A block of data
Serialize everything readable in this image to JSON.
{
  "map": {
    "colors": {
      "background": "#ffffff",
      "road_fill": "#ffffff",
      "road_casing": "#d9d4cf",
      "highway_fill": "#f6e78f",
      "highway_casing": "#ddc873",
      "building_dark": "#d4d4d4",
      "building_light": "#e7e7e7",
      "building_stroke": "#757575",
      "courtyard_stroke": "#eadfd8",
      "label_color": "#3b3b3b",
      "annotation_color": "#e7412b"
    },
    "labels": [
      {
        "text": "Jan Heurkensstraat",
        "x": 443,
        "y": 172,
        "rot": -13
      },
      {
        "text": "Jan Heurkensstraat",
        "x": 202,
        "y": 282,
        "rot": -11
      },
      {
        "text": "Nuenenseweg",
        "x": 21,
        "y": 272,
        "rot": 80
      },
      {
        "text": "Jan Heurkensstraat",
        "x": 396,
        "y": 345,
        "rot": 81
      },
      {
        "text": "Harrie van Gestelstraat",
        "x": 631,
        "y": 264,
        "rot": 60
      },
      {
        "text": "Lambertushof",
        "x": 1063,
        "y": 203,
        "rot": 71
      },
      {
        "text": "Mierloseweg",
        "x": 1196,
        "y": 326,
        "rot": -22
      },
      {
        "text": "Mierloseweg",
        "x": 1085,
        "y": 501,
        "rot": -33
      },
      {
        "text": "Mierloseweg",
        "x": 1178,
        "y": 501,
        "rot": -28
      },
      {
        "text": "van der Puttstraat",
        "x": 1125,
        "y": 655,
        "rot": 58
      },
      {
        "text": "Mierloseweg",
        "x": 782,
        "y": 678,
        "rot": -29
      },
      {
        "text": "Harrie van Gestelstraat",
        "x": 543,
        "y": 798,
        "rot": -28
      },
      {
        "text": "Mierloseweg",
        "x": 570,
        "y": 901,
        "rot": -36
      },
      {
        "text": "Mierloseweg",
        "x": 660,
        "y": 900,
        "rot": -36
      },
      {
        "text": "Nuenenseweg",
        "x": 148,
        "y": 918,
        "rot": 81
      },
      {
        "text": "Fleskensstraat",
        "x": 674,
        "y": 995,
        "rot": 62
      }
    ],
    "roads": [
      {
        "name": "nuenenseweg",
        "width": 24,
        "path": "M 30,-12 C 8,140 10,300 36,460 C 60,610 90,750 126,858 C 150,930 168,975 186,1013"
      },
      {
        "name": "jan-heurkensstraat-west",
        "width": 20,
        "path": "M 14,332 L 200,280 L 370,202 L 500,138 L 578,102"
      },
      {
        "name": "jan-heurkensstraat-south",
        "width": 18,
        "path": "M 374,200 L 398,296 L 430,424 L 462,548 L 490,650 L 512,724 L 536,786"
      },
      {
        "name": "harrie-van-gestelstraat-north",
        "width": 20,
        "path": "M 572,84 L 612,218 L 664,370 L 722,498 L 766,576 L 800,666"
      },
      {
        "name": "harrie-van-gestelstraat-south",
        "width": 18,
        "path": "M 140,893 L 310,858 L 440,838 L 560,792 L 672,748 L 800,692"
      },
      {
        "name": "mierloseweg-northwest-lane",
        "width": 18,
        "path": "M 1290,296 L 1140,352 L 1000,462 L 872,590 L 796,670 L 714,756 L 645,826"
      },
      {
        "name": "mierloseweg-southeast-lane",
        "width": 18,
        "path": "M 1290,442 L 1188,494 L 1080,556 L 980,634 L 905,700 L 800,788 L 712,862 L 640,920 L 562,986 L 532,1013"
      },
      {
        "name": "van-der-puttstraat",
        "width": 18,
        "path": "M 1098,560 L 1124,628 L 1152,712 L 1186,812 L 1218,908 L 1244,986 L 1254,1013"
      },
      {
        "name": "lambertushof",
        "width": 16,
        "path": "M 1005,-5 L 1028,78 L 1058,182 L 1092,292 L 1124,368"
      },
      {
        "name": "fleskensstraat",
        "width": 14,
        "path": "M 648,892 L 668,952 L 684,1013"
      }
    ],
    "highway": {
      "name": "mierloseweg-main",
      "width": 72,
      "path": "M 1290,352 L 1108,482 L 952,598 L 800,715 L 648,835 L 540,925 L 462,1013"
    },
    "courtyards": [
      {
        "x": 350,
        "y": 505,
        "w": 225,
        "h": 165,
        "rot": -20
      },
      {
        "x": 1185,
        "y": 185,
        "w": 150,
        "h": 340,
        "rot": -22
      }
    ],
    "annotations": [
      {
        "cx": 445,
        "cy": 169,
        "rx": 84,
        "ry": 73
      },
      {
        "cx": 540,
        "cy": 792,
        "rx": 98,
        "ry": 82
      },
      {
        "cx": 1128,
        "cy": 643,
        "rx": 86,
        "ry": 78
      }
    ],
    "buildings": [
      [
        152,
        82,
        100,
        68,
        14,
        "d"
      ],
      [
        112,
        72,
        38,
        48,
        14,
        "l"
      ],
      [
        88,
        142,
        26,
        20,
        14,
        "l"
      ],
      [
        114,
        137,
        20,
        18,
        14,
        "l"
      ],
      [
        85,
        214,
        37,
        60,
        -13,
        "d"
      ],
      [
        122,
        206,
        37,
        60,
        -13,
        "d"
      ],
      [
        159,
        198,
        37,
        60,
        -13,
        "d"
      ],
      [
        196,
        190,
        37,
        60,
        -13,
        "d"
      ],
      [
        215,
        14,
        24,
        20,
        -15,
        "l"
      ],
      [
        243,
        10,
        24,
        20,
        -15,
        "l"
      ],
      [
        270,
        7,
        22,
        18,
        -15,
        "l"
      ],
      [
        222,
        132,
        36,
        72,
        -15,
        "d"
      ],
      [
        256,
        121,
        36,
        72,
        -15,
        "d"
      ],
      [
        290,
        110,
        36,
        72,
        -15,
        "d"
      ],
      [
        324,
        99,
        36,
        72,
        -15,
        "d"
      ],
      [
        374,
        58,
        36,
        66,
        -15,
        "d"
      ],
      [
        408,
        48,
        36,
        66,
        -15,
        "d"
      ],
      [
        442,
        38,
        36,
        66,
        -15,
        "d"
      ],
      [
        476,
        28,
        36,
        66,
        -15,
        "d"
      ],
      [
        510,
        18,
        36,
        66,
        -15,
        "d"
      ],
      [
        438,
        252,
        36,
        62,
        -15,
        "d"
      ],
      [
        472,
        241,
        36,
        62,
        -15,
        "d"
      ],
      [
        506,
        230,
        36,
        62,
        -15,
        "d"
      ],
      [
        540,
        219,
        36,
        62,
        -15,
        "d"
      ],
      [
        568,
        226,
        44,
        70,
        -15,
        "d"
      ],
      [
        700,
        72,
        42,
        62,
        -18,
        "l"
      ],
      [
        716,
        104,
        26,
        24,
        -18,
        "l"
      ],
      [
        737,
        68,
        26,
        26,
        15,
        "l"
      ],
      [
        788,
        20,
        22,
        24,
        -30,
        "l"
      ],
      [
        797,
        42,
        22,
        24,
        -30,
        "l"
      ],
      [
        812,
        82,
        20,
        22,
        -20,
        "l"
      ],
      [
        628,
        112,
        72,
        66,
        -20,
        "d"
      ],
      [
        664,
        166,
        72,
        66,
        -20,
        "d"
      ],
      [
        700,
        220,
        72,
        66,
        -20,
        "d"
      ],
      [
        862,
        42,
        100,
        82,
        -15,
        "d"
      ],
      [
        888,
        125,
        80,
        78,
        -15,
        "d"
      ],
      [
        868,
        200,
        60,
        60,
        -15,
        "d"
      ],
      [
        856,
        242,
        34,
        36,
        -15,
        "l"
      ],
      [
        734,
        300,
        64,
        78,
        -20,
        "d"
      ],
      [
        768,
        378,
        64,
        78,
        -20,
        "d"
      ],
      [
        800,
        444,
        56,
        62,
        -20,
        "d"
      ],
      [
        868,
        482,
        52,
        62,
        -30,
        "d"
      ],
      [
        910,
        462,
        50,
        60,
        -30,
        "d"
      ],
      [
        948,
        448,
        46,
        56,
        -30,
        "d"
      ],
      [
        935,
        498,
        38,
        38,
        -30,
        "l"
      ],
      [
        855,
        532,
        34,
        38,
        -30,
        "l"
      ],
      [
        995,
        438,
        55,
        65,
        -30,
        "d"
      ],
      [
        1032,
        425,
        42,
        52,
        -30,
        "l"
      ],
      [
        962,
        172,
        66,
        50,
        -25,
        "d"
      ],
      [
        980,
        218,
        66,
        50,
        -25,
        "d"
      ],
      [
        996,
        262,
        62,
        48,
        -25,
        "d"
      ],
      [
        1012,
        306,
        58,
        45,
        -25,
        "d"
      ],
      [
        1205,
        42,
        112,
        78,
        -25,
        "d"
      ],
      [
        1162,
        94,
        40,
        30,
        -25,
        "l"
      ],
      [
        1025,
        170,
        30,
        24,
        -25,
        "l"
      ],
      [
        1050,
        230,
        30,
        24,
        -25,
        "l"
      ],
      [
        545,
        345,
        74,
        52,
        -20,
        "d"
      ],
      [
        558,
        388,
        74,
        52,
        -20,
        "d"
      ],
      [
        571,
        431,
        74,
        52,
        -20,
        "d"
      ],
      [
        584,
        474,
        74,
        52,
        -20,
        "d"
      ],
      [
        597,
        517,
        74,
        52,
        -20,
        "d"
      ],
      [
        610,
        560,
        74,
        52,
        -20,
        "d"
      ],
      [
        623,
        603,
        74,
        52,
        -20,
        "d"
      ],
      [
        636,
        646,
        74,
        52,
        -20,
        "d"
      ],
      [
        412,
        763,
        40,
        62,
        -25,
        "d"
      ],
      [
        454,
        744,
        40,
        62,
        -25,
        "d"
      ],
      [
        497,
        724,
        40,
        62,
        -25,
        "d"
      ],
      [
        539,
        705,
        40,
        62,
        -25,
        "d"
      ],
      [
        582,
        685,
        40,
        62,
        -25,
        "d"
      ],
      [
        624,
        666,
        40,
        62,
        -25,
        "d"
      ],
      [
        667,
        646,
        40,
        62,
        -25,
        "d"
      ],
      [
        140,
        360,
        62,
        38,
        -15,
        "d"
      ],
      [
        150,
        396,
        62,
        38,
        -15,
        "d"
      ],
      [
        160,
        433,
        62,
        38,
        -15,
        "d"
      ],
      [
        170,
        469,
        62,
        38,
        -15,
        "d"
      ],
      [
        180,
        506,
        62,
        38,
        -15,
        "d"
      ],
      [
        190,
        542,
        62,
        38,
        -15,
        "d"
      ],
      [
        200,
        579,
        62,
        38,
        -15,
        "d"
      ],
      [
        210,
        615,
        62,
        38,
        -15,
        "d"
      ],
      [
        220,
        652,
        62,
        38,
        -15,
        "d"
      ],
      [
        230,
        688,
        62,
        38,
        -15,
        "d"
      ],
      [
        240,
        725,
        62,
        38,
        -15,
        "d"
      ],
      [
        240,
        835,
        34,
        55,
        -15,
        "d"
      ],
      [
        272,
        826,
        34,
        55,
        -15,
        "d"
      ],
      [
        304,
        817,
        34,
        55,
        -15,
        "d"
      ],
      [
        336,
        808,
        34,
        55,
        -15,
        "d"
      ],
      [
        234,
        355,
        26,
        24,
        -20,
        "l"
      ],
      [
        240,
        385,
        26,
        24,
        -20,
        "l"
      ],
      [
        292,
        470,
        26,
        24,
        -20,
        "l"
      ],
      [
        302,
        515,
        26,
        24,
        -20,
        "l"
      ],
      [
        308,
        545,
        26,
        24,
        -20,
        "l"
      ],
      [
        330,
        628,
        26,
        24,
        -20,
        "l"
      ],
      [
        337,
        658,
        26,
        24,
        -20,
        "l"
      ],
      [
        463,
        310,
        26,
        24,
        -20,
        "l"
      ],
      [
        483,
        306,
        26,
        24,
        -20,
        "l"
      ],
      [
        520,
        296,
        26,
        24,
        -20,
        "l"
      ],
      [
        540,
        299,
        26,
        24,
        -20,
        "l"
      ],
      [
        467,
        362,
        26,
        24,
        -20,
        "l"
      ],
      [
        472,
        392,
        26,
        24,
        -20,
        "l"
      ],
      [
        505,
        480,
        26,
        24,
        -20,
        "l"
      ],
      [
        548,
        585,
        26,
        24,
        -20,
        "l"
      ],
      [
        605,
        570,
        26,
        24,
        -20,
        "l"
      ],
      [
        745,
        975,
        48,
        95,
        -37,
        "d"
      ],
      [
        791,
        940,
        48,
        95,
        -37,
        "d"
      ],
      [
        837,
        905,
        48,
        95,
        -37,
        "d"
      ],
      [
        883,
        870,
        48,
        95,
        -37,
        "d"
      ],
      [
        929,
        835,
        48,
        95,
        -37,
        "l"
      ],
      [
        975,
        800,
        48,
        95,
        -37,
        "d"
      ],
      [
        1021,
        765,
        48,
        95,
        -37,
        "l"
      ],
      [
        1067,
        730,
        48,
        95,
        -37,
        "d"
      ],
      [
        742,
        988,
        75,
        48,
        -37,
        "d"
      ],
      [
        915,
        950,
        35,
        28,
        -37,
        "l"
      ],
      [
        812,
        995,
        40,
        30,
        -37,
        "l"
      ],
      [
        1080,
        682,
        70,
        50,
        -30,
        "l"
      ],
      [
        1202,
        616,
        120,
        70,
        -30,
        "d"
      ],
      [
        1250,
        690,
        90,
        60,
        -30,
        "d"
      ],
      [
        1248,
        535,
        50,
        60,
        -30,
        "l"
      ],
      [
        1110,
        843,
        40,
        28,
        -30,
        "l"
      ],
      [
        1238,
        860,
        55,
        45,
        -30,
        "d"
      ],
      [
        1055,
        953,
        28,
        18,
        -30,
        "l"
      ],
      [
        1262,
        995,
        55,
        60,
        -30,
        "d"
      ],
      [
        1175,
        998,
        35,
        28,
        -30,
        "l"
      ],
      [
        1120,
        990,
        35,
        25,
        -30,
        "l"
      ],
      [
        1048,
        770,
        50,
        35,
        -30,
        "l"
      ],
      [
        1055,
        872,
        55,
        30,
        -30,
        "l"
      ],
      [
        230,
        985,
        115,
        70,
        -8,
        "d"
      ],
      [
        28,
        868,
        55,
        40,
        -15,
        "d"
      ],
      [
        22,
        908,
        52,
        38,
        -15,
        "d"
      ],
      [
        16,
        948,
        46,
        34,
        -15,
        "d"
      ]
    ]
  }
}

- WHAT YOU SHOULD DO -
Within the listing above, copy each line that has the string "name".

- THE RESULT -
        "name": "nuenenseweg",
        "name": "jan-heurkensstraat-west",
        "name": "jan-heurkensstraat-south",
        "name": "harrie-van-gestelstraat-north",
        "name": "harrie-van-gestelstraat-south",
        "name": "mierloseweg-northwest-lane",
        "name": "mierloseweg-southeast-lane",
        "name": "van-der-puttstraat",
        "name": "lambertushof",
        "name": "fleskensstraat",
      "name": "mierloseweg-main",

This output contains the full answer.